Stored data entries
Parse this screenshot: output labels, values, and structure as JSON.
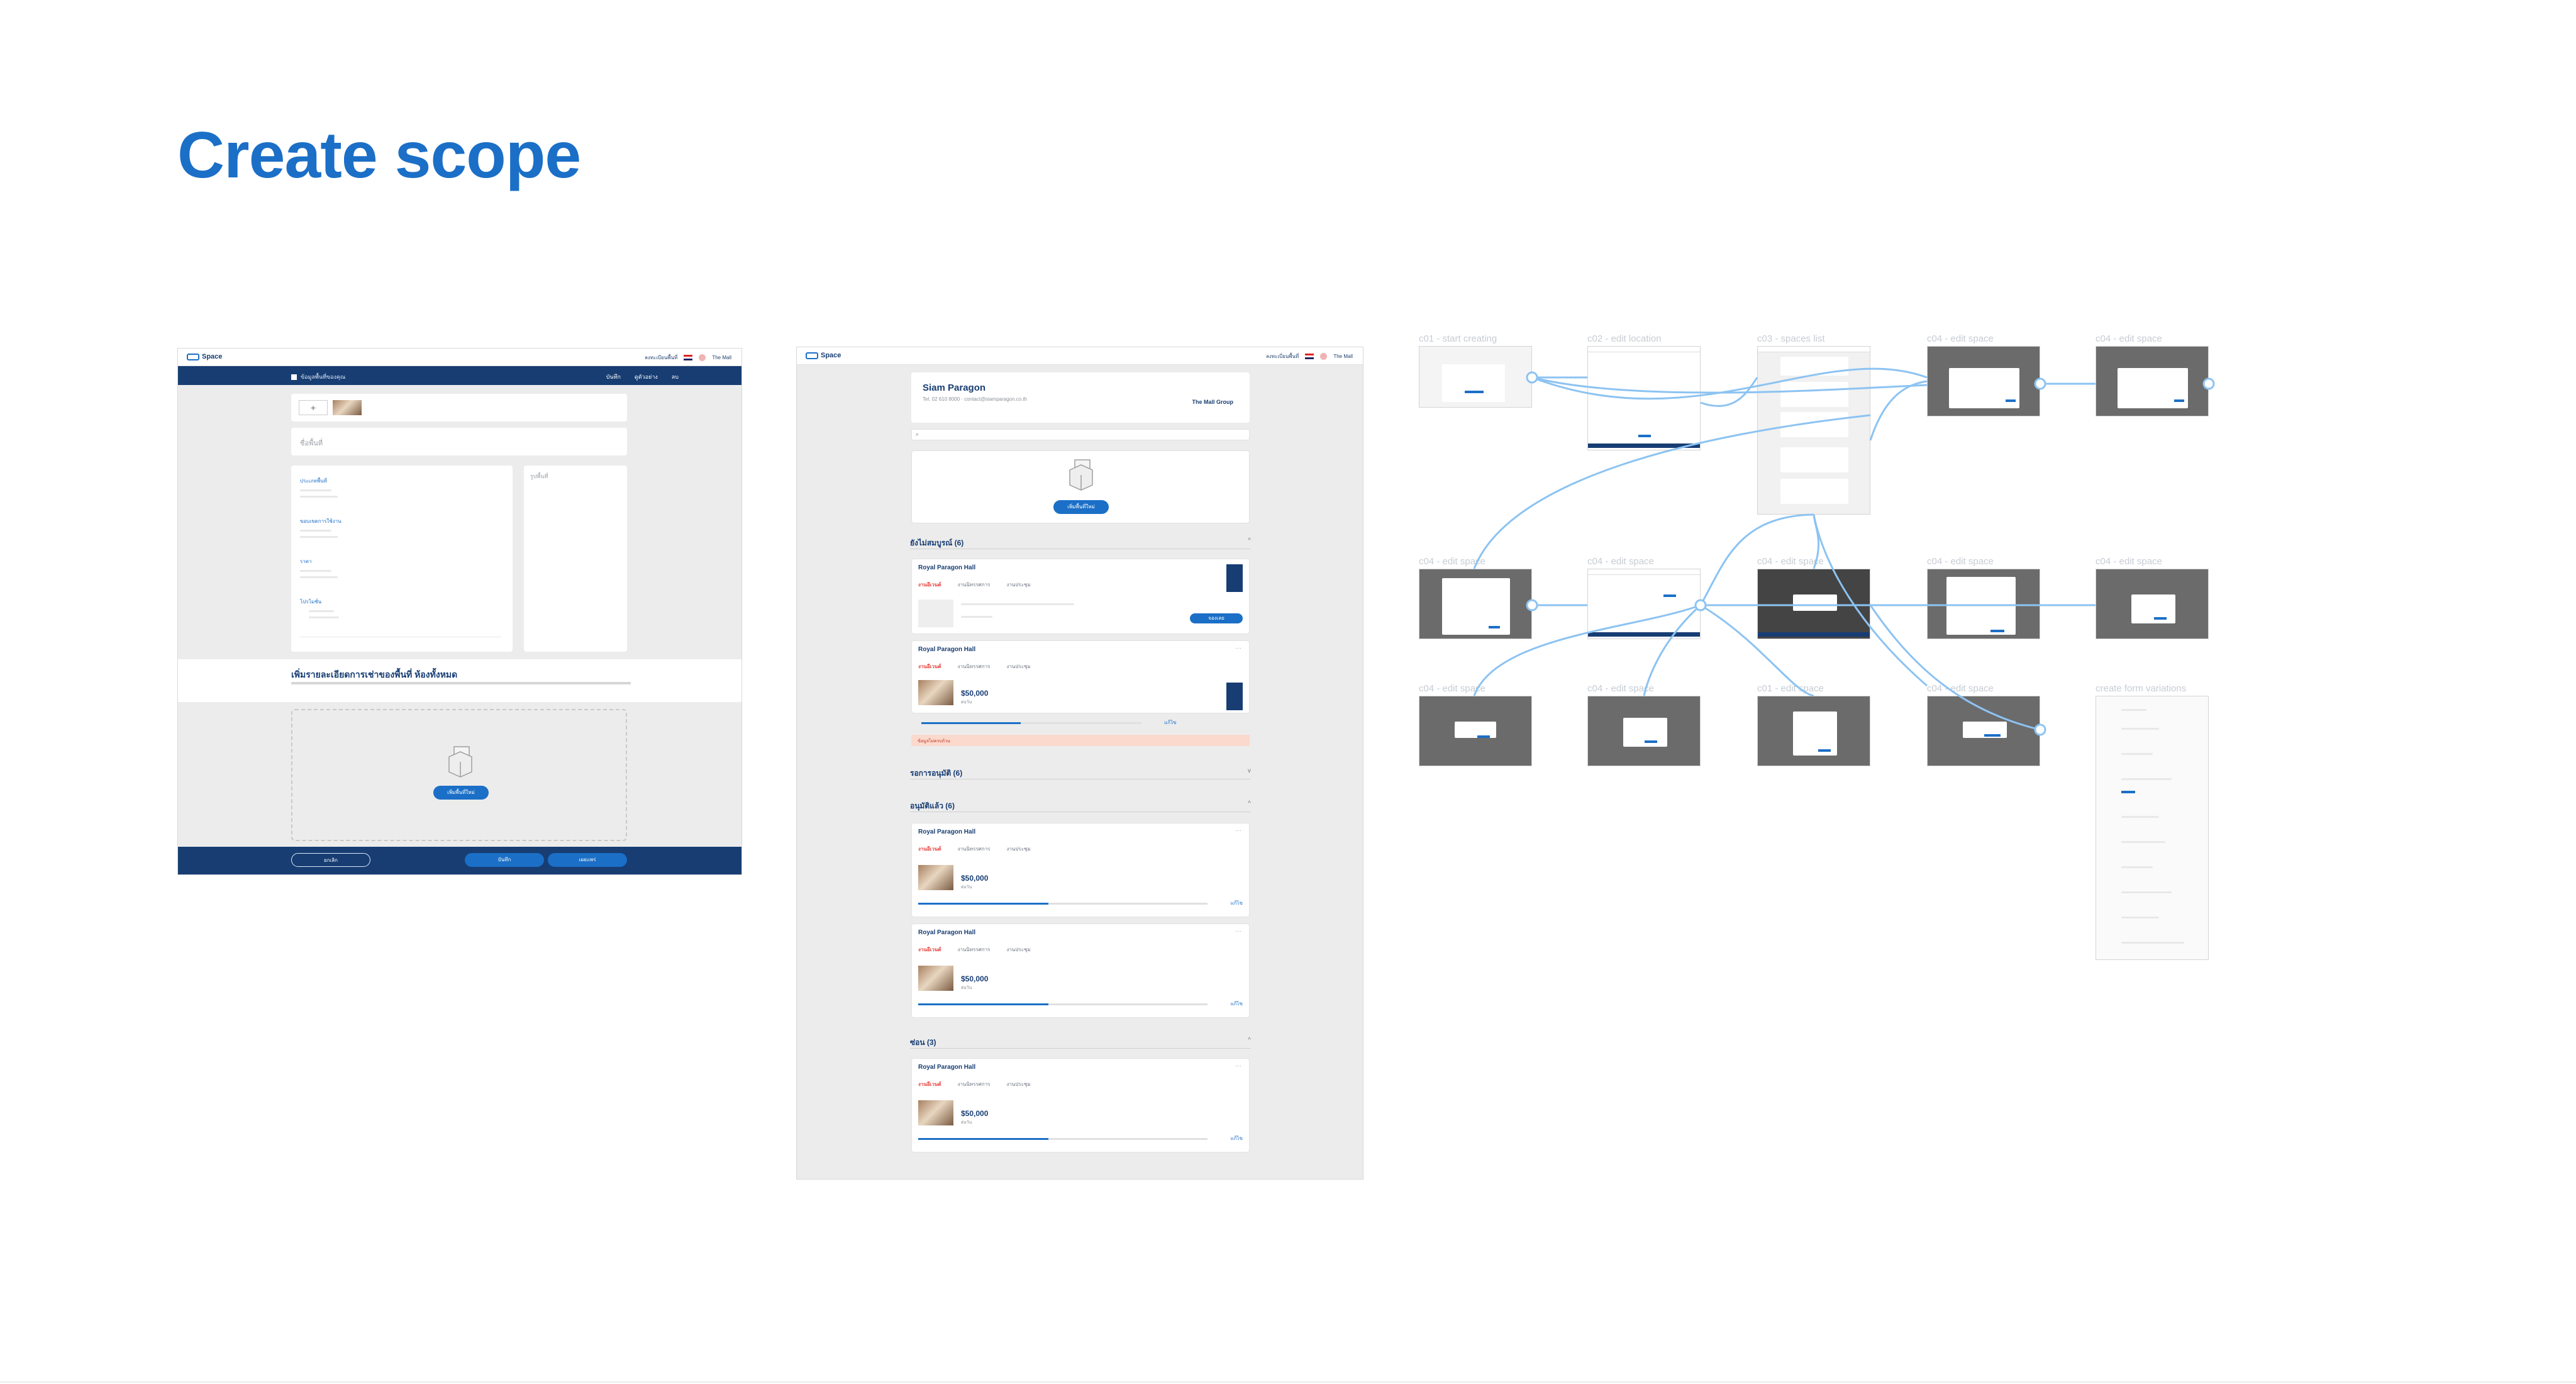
{
  "page": {
    "title": "Create scope"
  },
  "screen1": {
    "brand": "Space",
    "nav": {
      "link": "ลงทะเบียนพื้นที่",
      "user": "The Mall"
    },
    "bar": {
      "crumb": "ข้อมูลพื้นที่ของคุณ",
      "actions": [
        "บันทึก",
        "ดูตัวอย่าง",
        "ลบ"
      ]
    },
    "field_name": "ชื่อพื้นที่",
    "right_panel": "รูปพื้นที่",
    "sections": [
      "ประเภทพื้นที่",
      "ขอบเขตการใช้งาน",
      "ราคา",
      "โปรโมชั่น"
    ],
    "band_title": "เพิ่มรายละเอียดการเช่าของพื้นที่ ห้องทั้งหมด",
    "upload_button": "เพิ่มพื้นที่ใหม่",
    "footer": {
      "back": "ยกเลิก",
      "save": "บันทึก",
      "publish": "เผยแพร่"
    }
  },
  "screen2": {
    "brand": "Space",
    "nav": {
      "link": "ลงทะเบียนพื้นที่",
      "user": "The Mall"
    },
    "venue": {
      "name": "Siam Paragon",
      "meta": "Tel. 02 610 8000 · contact@siamparagon.co.th",
      "org": "The Mall Group"
    },
    "drop_button": "เพิ่มพื้นที่ใหม่",
    "groups": [
      {
        "title": "ยังไม่สมบูรณ์ (6)",
        "chev": "^"
      },
      {
        "title": "รอการอนุมัติ (6)",
        "chev": "v"
      },
      {
        "title": "อนุมัติแล้ว (6)",
        "chev": "^"
      },
      {
        "title": "ซ่อน (3)",
        "chev": "^"
      }
    ],
    "card": {
      "title": "Royal Paragon Hall",
      "tags": [
        "งานอีเวนต์",
        "งานนิทรรศการ",
        "งานประชุม"
      ],
      "price": "$50,000",
      "meta": "ต่อวัน",
      "edit": "แก้ไข",
      "book": "จองเลย",
      "dots": "···"
    },
    "warning": "ข้อมูลไม่ครบถ้วน"
  },
  "flow": {
    "labels": [
      "c01 - start creating",
      "c02 - edit location",
      "c03 - spaces list",
      "c04 - edit space",
      "c04 - edit space",
      "c04 - edit space",
      "c04 - edit space",
      "c04 - edit space",
      "c04 - edit space",
      "c04 - edit space",
      "c04 - edit space",
      "c04 - edit space",
      "c01 - edit space",
      "c04 - edit space",
      "create form variations"
    ]
  },
  "colors": {
    "accent": "#1b6fc7",
    "navy": "#173d73",
    "flow_line": "#8cc3f2"
  }
}
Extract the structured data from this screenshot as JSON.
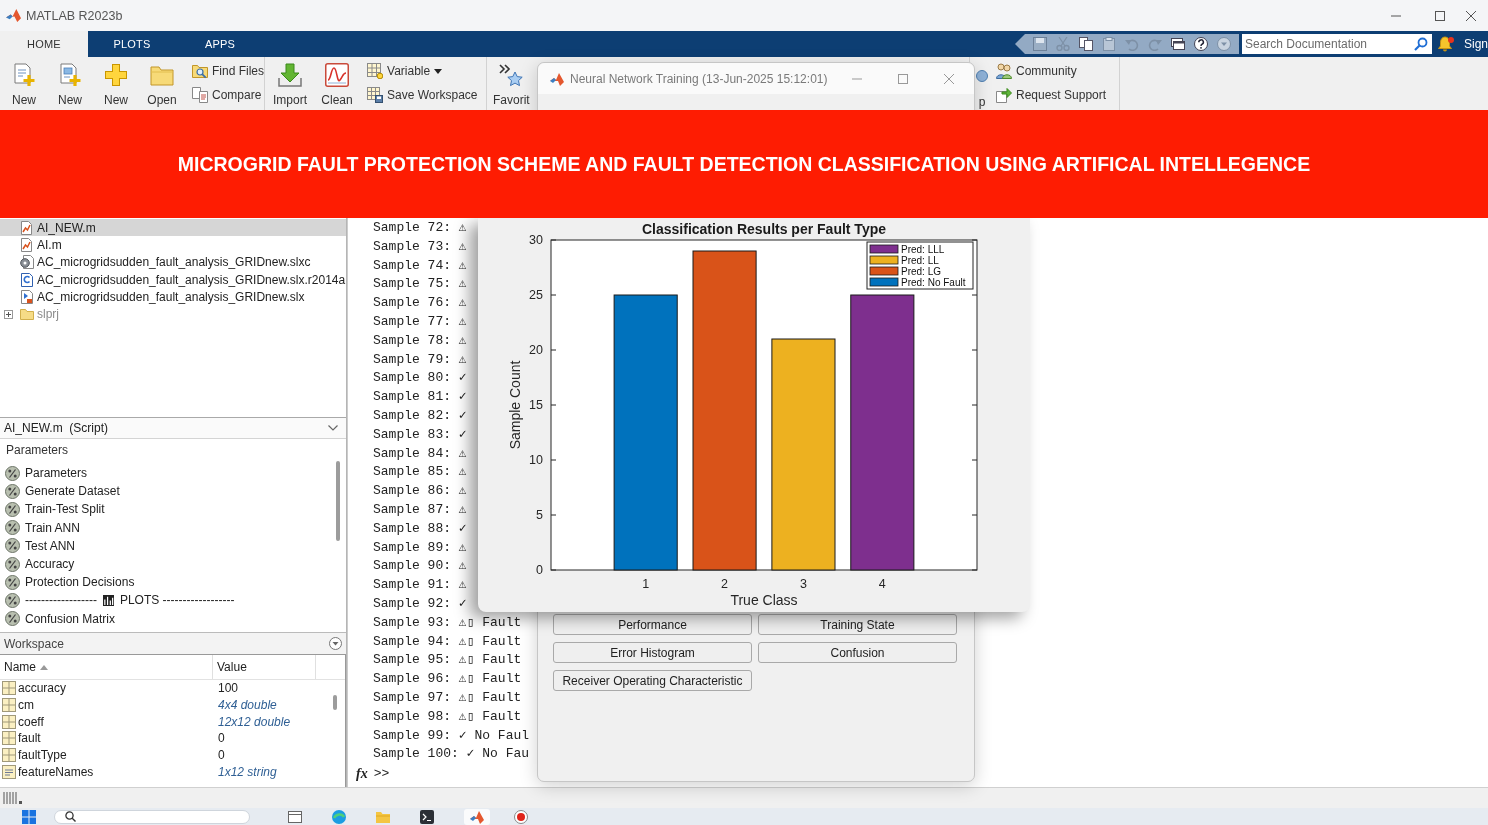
{
  "window": {
    "title": "MATLAB R2023b"
  },
  "tabs": [
    {
      "label": "HOME",
      "selected": true
    },
    {
      "label": "PLOTS",
      "selected": false
    },
    {
      "label": "APPS",
      "selected": false
    }
  ],
  "search": {
    "placeholder": "Search Documentation"
  },
  "notifications": {
    "unread": true
  },
  "account": {
    "label": "Sign"
  },
  "ribbon": {
    "groups": [
      {
        "items": [
          {
            "kind": "large",
            "label": "New"
          },
          {
            "kind": "large",
            "label": "New"
          },
          {
            "kind": "large",
            "label": "New"
          },
          {
            "kind": "large",
            "label": "Open"
          },
          {
            "kind": "stack",
            "items": [
              {
                "label": "Find Files",
                "menu": false
              },
              {
                "label": "Compare",
                "menu": false
              }
            ]
          }
        ]
      },
      {
        "items": [
          {
            "kind": "large",
            "label": "Import"
          },
          {
            "kind": "large",
            "label": "Clean"
          },
          {
            "kind": "stack",
            "items": [
              {
                "label": "Variable",
                "menu": true
              },
              {
                "label": "Save Workspace",
                "menu": false
              }
            ]
          }
        ]
      },
      {
        "items": [
          {
            "kind": "large",
            "label": "Favorit"
          }
        ]
      },
      {
        "items": [
          {
            "kind": "large",
            "label": "p"
          },
          {
            "kind": "stack",
            "items": [
              {
                "label": "Community",
                "menu": false
              },
              {
                "label": "Request Support",
                "menu": false
              }
            ]
          }
        ]
      }
    ]
  },
  "banner": {
    "text": "MICROGRID FAULT PROTECTION SCHEME AND FAULT DETECTION CLASSIFICATION USING ARTIFICAL INTELLEGENCE"
  },
  "current_folder": {
    "items": [
      {
        "name": "AI_NEW.m",
        "kind": "script",
        "selected": true,
        "greyed": false
      },
      {
        "name": "AI.m",
        "kind": "script",
        "selected": false,
        "greyed": false
      },
      {
        "name": "AC_microgridsudden_fault_analysis_GRIDnew.slxc",
        "kind": "cache",
        "selected": false,
        "greyed": false
      },
      {
        "name": "AC_microgridsudden_fault_analysis_GRIDnew.slx.r2014a",
        "kind": "backup",
        "selected": false,
        "greyed": false
      },
      {
        "name": "AC_microgridsudden_fault_analysis_GRIDnew.slx",
        "kind": "model",
        "selected": false,
        "greyed": false
      },
      {
        "name": "slprj",
        "kind": "folder",
        "selected": false,
        "greyed": true,
        "expanded": false
      }
    ]
  },
  "details": {
    "title": "AI_NEW.m  (Script)",
    "description": "Parameters",
    "sections": [
      {
        "kind": "section",
        "label": "Parameters"
      },
      {
        "kind": "section",
        "label": "Generate Dataset"
      },
      {
        "kind": "section",
        "label": "Train-Test Split"
      },
      {
        "kind": "section",
        "label": "Train ANN"
      },
      {
        "kind": "section",
        "label": "Test ANN"
      },
      {
        "kind": "section",
        "label": "Accuracy"
      },
      {
        "kind": "section",
        "label": "Protection Decisions"
      },
      {
        "kind": "divider",
        "label": "------------------",
        "label_after": "PLOTS ------------------"
      },
      {
        "kind": "section",
        "label": "Confusion Matrix"
      }
    ]
  },
  "workspace": {
    "title": "Workspace",
    "columns": [
      {
        "label": "Name",
        "sorted": true
      },
      {
        "label": "Value",
        "sorted": false
      }
    ],
    "rows": [
      {
        "name": "accuracy",
        "value": "100",
        "kind": "numeric",
        "summary": false
      },
      {
        "name": "cm",
        "value": "4x4 double",
        "kind": "numeric",
        "summary": true
      },
      {
        "name": "coeff",
        "value": "12x12 double",
        "kind": "numeric",
        "summary": true
      },
      {
        "name": "fault",
        "value": "0",
        "kind": "numeric",
        "summary": false
      },
      {
        "name": "faultType",
        "value": "0",
        "kind": "numeric",
        "summary": false
      },
      {
        "name": "featureNames",
        "value": "1x12 string",
        "kind": "string",
        "summary": true
      }
    ]
  },
  "command_window": {
    "lines": [
      "Sample 72: ⚠",
      "Sample 73: ⚠",
      "Sample 74: ⚠",
      "Sample 75: ⚠",
      "Sample 76: ⚠",
      "Sample 77: ⚠",
      "Sample 78: ⚠",
      "Sample 79: ⚠",
      "Sample 80: ✓",
      "Sample 81: ✓",
      "Sample 82: ✓",
      "Sample 83: ✓",
      "Sample 84: ⚠",
      "Sample 85: ⚠",
      "Sample 86: ⚠",
      "Sample 87: ⚠",
      "Sample 88: ✓",
      "Sample 89: ⚠",
      "Sample 90: ⚠",
      "Sample 91: ⚠",
      "Sample 92: ✓",
      "Sample 93: ⚠▯ Fault",
      "Sample 94: ⚠▯ Fault",
      "Sample 95: ⚠▯ Fault",
      "Sample 96: ⚠▯ Fault",
      "Sample 97: ⚠▯ Fault",
      "Sample 98: ⚠▯ Fault",
      "Sample 99: ✓ No Faul",
      "Sample 100: ✓ No Fau"
    ],
    "function_button": "fx",
    "prompt": ">>"
  },
  "training_window": {
    "title": "Neural Network Training (13-Jun-2025 15:12:01)",
    "plot_buttons": [
      "Performance",
      "Training State",
      "Error Histogram",
      "Confusion",
      "Receiver Operating Characteristic"
    ]
  },
  "figure": {
    "chart_data": {
      "type": "bar",
      "title": "Classification Results per Fault Type",
      "xlabel": "True Class",
      "ylabel": "Sample Count",
      "categories": [
        "1",
        "2",
        "3",
        "4"
      ],
      "series": [
        {
          "name": "Pred: LLL",
          "color": "#7e2f8e",
          "values": [
            0,
            0,
            0,
            25
          ]
        },
        {
          "name": "Pred: LL",
          "color": "#edb120",
          "values": [
            0,
            0,
            21,
            0
          ]
        },
        {
          "name": "Pred: LG",
          "color": "#d95319",
          "values": [
            0,
            29,
            0,
            0
          ]
        },
        {
          "name": "Pred: No Fault",
          "color": "#0072bd",
          "values": [
            25,
            0,
            0,
            0
          ]
        }
      ],
      "ylim": [
        0,
        30
      ],
      "yticks": [
        {
          "value": 0,
          "label": "0"
        },
        {
          "value": 5,
          "label": "5"
        },
        {
          "value": 10,
          "label": "10"
        },
        {
          "value": 15,
          "label": "15"
        },
        {
          "value": 20,
          "label": "20"
        },
        {
          "value": 25,
          "label": "25"
        },
        {
          "value": 30,
          "label": "30"
        }
      ],
      "stacked": true,
      "legend": true
    }
  }
}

*Work to do*. Go through the listing above and return every line where the word "Parameters" occurs.

*Solution for this problem*.
    "description": "Parameters",
        "label": "Parameters"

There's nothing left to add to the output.